■ Records supplied ■
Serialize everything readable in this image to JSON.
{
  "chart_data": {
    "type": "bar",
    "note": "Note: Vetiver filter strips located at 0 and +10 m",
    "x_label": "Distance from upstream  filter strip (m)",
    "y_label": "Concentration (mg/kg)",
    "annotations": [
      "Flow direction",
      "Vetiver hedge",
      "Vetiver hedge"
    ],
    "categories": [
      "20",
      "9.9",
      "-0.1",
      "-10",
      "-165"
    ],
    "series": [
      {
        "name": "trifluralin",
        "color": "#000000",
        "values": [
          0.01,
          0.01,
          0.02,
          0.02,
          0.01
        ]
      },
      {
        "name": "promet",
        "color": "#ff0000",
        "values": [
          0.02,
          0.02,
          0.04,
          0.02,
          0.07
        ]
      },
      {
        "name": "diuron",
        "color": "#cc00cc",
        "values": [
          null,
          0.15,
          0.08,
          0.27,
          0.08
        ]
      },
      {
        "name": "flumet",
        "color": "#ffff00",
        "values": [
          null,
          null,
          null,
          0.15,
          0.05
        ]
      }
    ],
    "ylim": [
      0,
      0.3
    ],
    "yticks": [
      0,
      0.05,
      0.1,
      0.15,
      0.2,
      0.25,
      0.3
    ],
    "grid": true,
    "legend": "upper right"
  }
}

■ Prompt ■
Report how many lines in the records above contain the word "filter", giving only the number.

■ Solution to this problem ■
2